— Start of MATERIAL TO PROCESS —

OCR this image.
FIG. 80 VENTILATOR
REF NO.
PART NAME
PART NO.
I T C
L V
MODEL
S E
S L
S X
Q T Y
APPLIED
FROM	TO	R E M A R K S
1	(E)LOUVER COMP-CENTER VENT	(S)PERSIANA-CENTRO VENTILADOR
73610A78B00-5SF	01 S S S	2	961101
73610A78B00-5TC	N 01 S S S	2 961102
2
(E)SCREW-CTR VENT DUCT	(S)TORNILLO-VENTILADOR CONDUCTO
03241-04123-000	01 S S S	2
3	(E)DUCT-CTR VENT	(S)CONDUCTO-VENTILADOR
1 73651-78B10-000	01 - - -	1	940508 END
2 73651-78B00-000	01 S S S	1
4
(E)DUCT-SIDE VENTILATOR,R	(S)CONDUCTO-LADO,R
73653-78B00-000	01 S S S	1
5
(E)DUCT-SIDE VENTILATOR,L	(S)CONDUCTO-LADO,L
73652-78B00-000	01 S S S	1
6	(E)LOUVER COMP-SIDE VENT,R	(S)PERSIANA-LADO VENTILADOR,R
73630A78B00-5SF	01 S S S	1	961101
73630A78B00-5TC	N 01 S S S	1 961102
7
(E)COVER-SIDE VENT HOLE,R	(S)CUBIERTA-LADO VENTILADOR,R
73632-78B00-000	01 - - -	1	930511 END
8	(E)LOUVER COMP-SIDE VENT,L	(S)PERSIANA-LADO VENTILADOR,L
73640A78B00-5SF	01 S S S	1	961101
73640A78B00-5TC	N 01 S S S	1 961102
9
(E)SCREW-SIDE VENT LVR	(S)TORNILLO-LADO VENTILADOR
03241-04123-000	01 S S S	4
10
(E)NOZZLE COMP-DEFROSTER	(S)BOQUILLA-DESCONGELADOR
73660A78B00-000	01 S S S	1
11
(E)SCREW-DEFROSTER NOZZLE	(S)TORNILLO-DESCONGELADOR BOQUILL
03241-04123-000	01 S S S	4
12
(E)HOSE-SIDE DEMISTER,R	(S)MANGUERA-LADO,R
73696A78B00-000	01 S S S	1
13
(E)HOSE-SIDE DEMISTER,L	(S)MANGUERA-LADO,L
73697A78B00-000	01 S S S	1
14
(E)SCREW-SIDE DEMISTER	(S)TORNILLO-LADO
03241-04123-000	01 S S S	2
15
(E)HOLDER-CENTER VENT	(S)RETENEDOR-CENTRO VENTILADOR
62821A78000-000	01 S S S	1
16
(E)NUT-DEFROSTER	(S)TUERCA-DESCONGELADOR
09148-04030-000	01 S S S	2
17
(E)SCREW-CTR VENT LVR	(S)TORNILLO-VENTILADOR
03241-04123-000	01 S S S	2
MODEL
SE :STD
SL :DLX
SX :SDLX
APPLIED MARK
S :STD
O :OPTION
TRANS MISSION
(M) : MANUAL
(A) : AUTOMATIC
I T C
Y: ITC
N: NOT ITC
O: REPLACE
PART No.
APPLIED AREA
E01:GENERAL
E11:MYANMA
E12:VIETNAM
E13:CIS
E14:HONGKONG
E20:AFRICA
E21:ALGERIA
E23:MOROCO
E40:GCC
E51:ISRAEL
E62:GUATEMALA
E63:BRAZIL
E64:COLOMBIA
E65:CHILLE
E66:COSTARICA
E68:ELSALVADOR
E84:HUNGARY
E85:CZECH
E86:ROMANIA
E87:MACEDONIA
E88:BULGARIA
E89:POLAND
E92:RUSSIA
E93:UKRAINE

— End of MATERIAL TO PROCESS —

* WHAT TO DO *
All of the lines above must be returned exactly.

* CORRECT OUTPUT *
OCR this image.
FIG. 80 VENTILATOR
REF NO.
PART NAME
PART NO.
I T C
L V
MODEL
S E
S L
S X
Q T Y
APPLIED
FROM	TO	R E M A R K S
1	(E)LOUVER COMP-CENTER VENT	(S)PERSIANA-CENTRO VENTILADOR
73610A78B00-5SF	01 S S S	2	961101
73610A78B00-5TC	N 01 S S S	2 961102
2
(E)SCREW-CTR VENT DUCT	(S)TORNILLO-VENTILADOR CONDUCTO
03241-04123-000	01 S S S	2
3	(E)DUCT-CTR VENT	(S)CONDUCTO-VENTILADOR
1 73651-78B10-000	01 - - -	1	940508 END
2 73651-78B00-000	01 S S S	1
4
(E)DUCT-SIDE VENTILATOR,R	(S)CONDUCTO-LADO,R
73653-78B00-000	01 S S S	1
5
(E)DUCT-SIDE VENTILATOR,L	(S)CONDUCTO-LADO,L
73652-78B00-000	01 S S S	1
6	(E)LOUVER COMP-SIDE VENT,R	(S)PERSIANA-LADO VENTILADOR,R
73630A78B00-5SF	01 S S S	1	961101
73630A78B00-5TC	N 01 S S S	1 961102
7
(E)COVER-SIDE VENT HOLE,R	(S)CUBIERTA-LADO VENTILADOR,R
73632-78B00-000	01 - - -	1	930511 END
8	(E)LOUVER COMP-SIDE VENT,L	(S)PERSIANA-LADO VENTILADOR,L
73640A78B00-5SF	01 S S S	1	961101
73640A78B00-5TC	N 01 S S S	1 961102
9
(E)SCREW-SIDE VENT LVR	(S)TORNILLO-LADO VENTILADOR
03241-04123-000	01 S S S	4
10
(E)NOZZLE COMP-DEFROSTER	(S)BOQUILLA-DESCONGELADOR
73660A78B00-000	01 S S S	1
11
(E)SCREW-DEFROSTER NOZZLE	(S)TORNILLO-DESCONGELADOR BOQUILL
03241-04123-000	01 S S S	4
12
(E)HOSE-SIDE DEMISTER,R	(S)MANGUERA-LADO,R
73696A78B00-000	01 S S S	1
13
(E)HOSE-SIDE DEMISTER,L	(S)MANGUERA-LADO,L
73697A78B00-000	01 S S S	1
14
(E)SCREW-SIDE DEMISTER	(S)TORNILLO-LADO
03241-04123-000	01 S S S	2
15
(E)HOLDER-CENTER VENT	(S)RETENEDOR-CENTRO VENTILADOR
62821A78000-000	01 S S S	1
16
(E)NUT-DEFROSTER	(S)TUERCA-DESCONGELADOR
09148-04030-000	01 S S S	2
17
(E)SCREW-CTR VENT LVR	(S)TORNILLO-VENTILADOR
03241-04123-000	01 S S S	2
MODEL
SE :STD
SL :DLX
SX :SDLX
APPLIED MARK
S :STD
O :OPTION
TRANS MISSION
(M) : MANUAL
(A) : AUTOMATIC
I T C
Y: ITC
N: NOT ITC
O: REPLACE
PART No.
APPLIED AREA
E01:GENERAL
E11:MYANMA
E12:VIETNAM
E13:CIS
E14:HONGKONG
E20:AFRICA
E21:ALGERIA
E23:MOROCO
E40:GCC
E51:ISRAEL
E62:GUATEMALA
E63:BRAZIL
E64:COLOMBIA
E65:CHILLE
E66:COSTARICA
E68:ELSALVADOR
E84:HUNGARY
E85:CZECH
E86:ROMANIA
E87:MACEDONIA
E88:BULGARIA
E89:POLAND
E92:RUSSIA
E93:UKRAINE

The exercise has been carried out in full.